▶ _Given instruction_
Your answer should be a single number: the count of lines in the material below that hold "this".

▶ _Task data_
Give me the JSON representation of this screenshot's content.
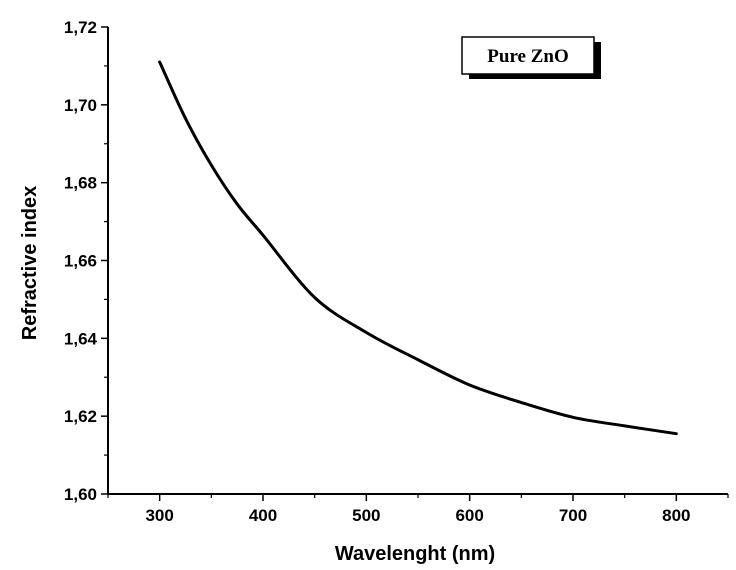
{
  "chart_data": {
    "type": "line",
    "title": "",
    "xlabel": "Wavelenght (nm)",
    "ylabel": "Refractive index",
    "xlim": [
      250,
      850
    ],
    "ylim": [
      1.6,
      1.72
    ],
    "x_ticks": [
      300,
      400,
      500,
      600,
      700,
      800
    ],
    "x_tick_labels": [
      "300",
      "400",
      "500",
      "600",
      "700",
      "800"
    ],
    "y_ticks": [
      1.6,
      1.62,
      1.64,
      1.66,
      1.68,
      1.7,
      1.72
    ],
    "y_tick_labels": [
      "1,60",
      "1,62",
      "1,64",
      "1,66",
      "1,68",
      "1,70",
      "1,72"
    ],
    "grid": false,
    "legend_position": "top-right",
    "series": [
      {
        "name": "Pure ZnO",
        "color": "#000000",
        "x": [
          300,
          325,
          350,
          375,
          400,
          450,
          500,
          550,
          600,
          650,
          700,
          750,
          800
        ],
        "y": [
          1.711,
          1.6965,
          1.6845,
          1.6745,
          1.6665,
          1.6505,
          1.6415,
          1.6345,
          1.628,
          1.6235,
          1.6197,
          1.6175,
          1.6155
        ]
      }
    ]
  }
}
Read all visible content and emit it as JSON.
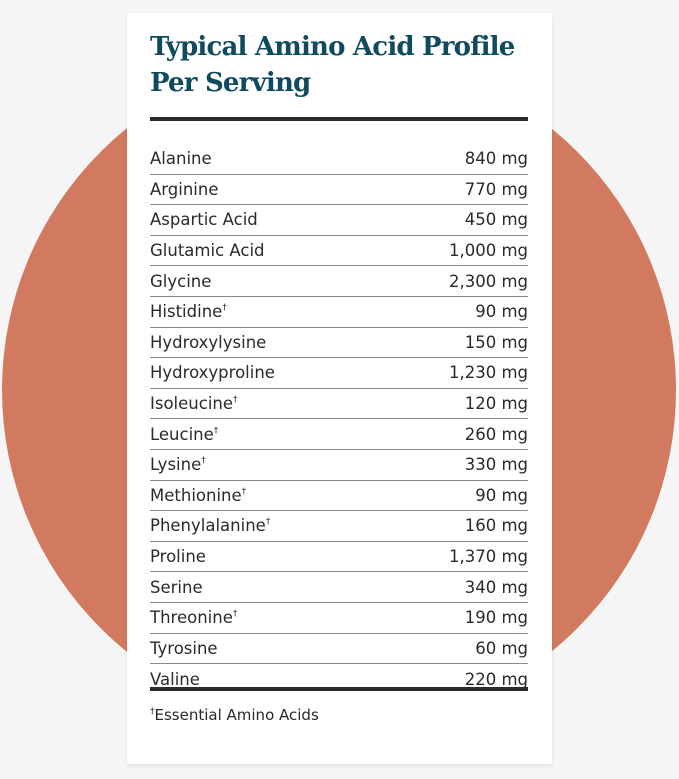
{
  "title": "Typical Amino Acid Profile Per Serving",
  "colors": {
    "title": "#0f4a5e",
    "circle": "#d27a60",
    "rule": "#2b2b2b"
  },
  "rows": [
    {
      "name": "Alanine",
      "mark": "",
      "value": "840 mg"
    },
    {
      "name": "Arginine",
      "mark": "",
      "value": "770 mg"
    },
    {
      "name": "Aspartic Acid",
      "mark": "",
      "value": "450 mg"
    },
    {
      "name": "Glutamic Acid",
      "mark": "",
      "value": "1,000 mg"
    },
    {
      "name": "Glycine",
      "mark": "",
      "value": "2,300 mg"
    },
    {
      "name": "Histidine",
      "mark": "†",
      "value": "90 mg"
    },
    {
      "name": "Hydroxylysine",
      "mark": "",
      "value": "150 mg"
    },
    {
      "name": "Hydroxyproline",
      "mark": "",
      "value": "1,230 mg"
    },
    {
      "name": "Isoleucine",
      "mark": "†",
      "value": "120 mg"
    },
    {
      "name": "Leucine",
      "mark": "†",
      "value": "260 mg"
    },
    {
      "name": "Lysine",
      "mark": "†",
      "value": "330 mg"
    },
    {
      "name": "Methionine",
      "mark": "†",
      "value": "90 mg"
    },
    {
      "name": "Phenylalanine",
      "mark": "†",
      "value": "160 mg"
    },
    {
      "name": "Proline",
      "mark": "",
      "value": "1,370 mg"
    },
    {
      "name": "Serine",
      "mark": "",
      "value": "340 mg"
    },
    {
      "name": "Threonine",
      "mark": "†",
      "value": "190 mg"
    },
    {
      "name": "Tyrosine",
      "mark": "",
      "value": "60 mg"
    },
    {
      "name": "Valine",
      "mark": "",
      "value": "220 mg"
    }
  ],
  "footnote": {
    "mark": "†",
    "text": "Essential Amino Acids"
  }
}
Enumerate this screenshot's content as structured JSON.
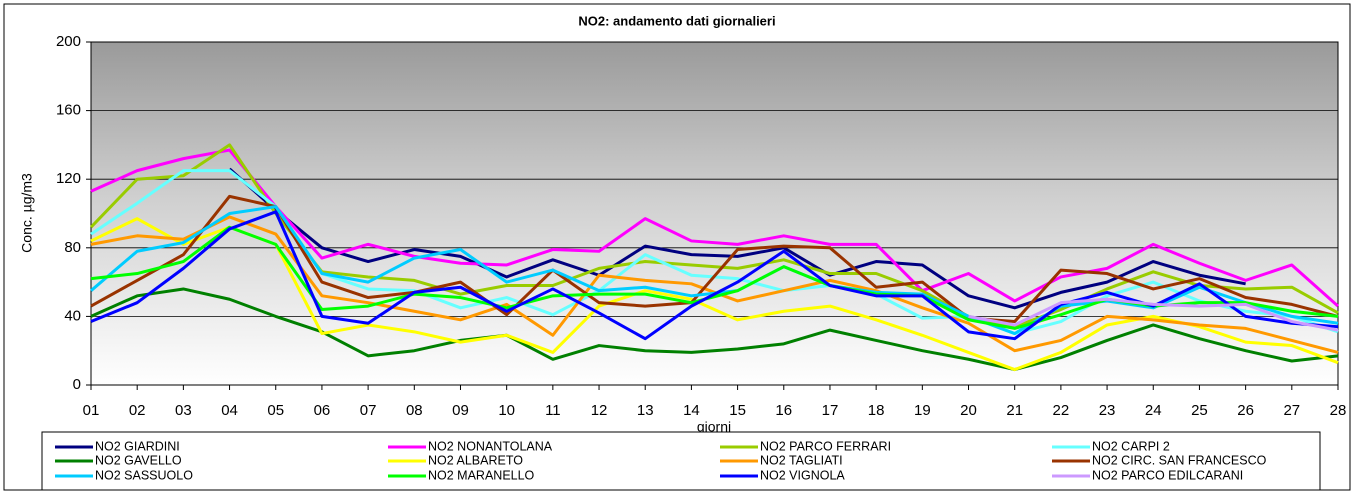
{
  "chart_data": {
    "type": "line",
    "title": "NO2: andamento dati giornalieri",
    "ylabel": "Conc. µg/m3",
    "xlabel": "giorni",
    "categories": [
      "01",
      "02",
      "03",
      "04",
      "05",
      "06",
      "07",
      "08",
      "09",
      "10",
      "11",
      "12",
      "13",
      "14",
      "15",
      "16",
      "17",
      "18",
      "19",
      "20",
      "21",
      "22",
      "23",
      "24",
      "25",
      "26",
      "27",
      "28"
    ],
    "ylim": [
      0,
      200
    ],
    "yticks": [
      0,
      40,
      80,
      120,
      160,
      200
    ],
    "grid": true,
    "series": [
      {
        "name": "NO2  GIARDINI",
        "color": "#000080",
        "values": [
          null,
          null,
          null,
          126,
          102,
          80,
          72,
          79,
          75,
          63,
          73,
          64,
          81,
          76,
          75,
          80,
          64,
          72,
          70,
          52,
          45,
          54,
          60,
          72,
          64,
          59,
          null,
          null
        ]
      },
      {
        "name": "NO2  NONANTOLANA",
        "color": "#ff00ff",
        "values": [
          113,
          125,
          132,
          137,
          104,
          74,
          82,
          75,
          71,
          70,
          79,
          78,
          97,
          84,
          82,
          87,
          82,
          82,
          55,
          65,
          49,
          63,
          68,
          82,
          71,
          61,
          70,
          46
        ]
      },
      {
        "name": "NO2  PARCO FERRARI",
        "color": "#99cc00",
        "values": [
          92,
          120,
          122,
          140,
          100,
          66,
          63,
          61,
          53,
          58,
          58,
          68,
          72,
          70,
          68,
          73,
          65,
          65,
          55,
          40,
          34,
          44,
          56,
          66,
          58,
          56,
          57,
          42
        ]
      },
      {
        "name": "NO2 CARPI 2",
        "color": "#66ffff",
        "values": [
          88,
          106,
          125,
          125,
          104,
          65,
          56,
          55,
          45,
          51,
          41,
          55,
          76,
          64,
          62,
          55,
          58,
          53,
          39,
          40,
          30,
          37,
          52,
          60,
          49,
          43,
          40,
          31
        ]
      },
      {
        "name": "NO2 GAVELLO",
        "color": "#008000",
        "values": [
          40,
          52,
          56,
          50,
          40,
          31,
          17,
          20,
          26,
          29,
          15,
          23,
          20,
          19,
          21,
          24,
          32,
          26,
          20,
          15,
          9,
          16,
          26,
          35,
          27,
          20,
          14,
          17
        ]
      },
      {
        "name": "NO2 ALBARETO",
        "color": "#ffff00",
        "values": [
          84,
          97,
          82,
          92,
          82,
          30,
          35,
          31,
          25,
          29,
          19,
          46,
          55,
          50,
          38,
          43,
          46,
          38,
          29,
          19,
          9,
          19,
          35,
          40,
          34,
          25,
          23,
          13
        ]
      },
      {
        "name": "NO2 TAGLIATI",
        "color": "#ff9900",
        "values": [
          82,
          87,
          85,
          98,
          88,
          52,
          48,
          43,
          38,
          47,
          29,
          64,
          61,
          59,
          49,
          55,
          61,
          55,
          45,
          36,
          20,
          26,
          40,
          38,
          35,
          33,
          26,
          19
        ]
      },
      {
        "name": "NO2 CIRC. SAN FRANCESCO",
        "color": "#993300",
        "values": [
          46,
          61,
          76,
          110,
          104,
          60,
          51,
          54,
          60,
          41,
          67,
          48,
          46,
          48,
          79,
          81,
          80,
          57,
          60,
          39,
          37,
          67,
          65,
          56,
          62,
          51,
          47,
          40
        ]
      },
      {
        "name": "NO2 SASSUOLO",
        "color": "#00ccff",
        "values": [
          55,
          78,
          83,
          100,
          104,
          65,
          60,
          74,
          79,
          60,
          67,
          55,
          57,
          52,
          55,
          69,
          58,
          54,
          53,
          40,
          30,
          46,
          49,
          45,
          57,
          48,
          40,
          36
        ]
      },
      {
        "name": "NO2 MARANELLO",
        "color": "#00ff00",
        "values": [
          62,
          65,
          72,
          92,
          82,
          44,
          46,
          53,
          51,
          45,
          52,
          53,
          53,
          48,
          55,
          69,
          58,
          53,
          52,
          38,
          33,
          41,
          50,
          46,
          48,
          48,
          43,
          40
        ]
      },
      {
        "name": "NO2 VIGNOLA",
        "color": "#0000ff",
        "values": [
          37,
          48,
          68,
          91,
          101,
          40,
          36,
          54,
          57,
          43,
          56,
          42,
          27,
          46,
          60,
          78,
          58,
          52,
          52,
          31,
          27,
          47,
          54,
          46,
          59,
          40,
          36,
          34
        ]
      },
      {
        "name": "NO2 PARCO EDILCARANI",
        "color": "#cc99ff",
        "values": [
          null,
          null,
          null,
          null,
          null,
          null,
          null,
          null,
          null,
          null,
          null,
          null,
          null,
          null,
          null,
          null,
          null,
          null,
          null,
          40,
          35,
          48,
          50,
          47,
          46,
          47,
          37,
          32
        ]
      }
    ]
  }
}
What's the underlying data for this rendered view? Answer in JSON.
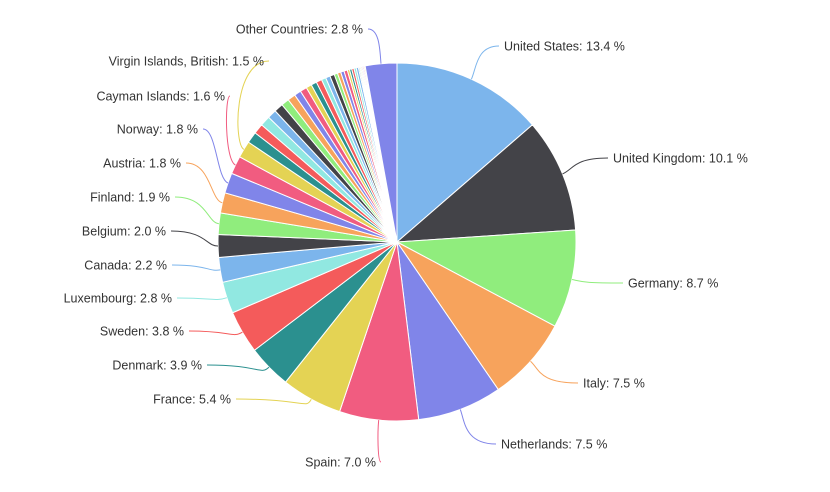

▶ _Solution_
3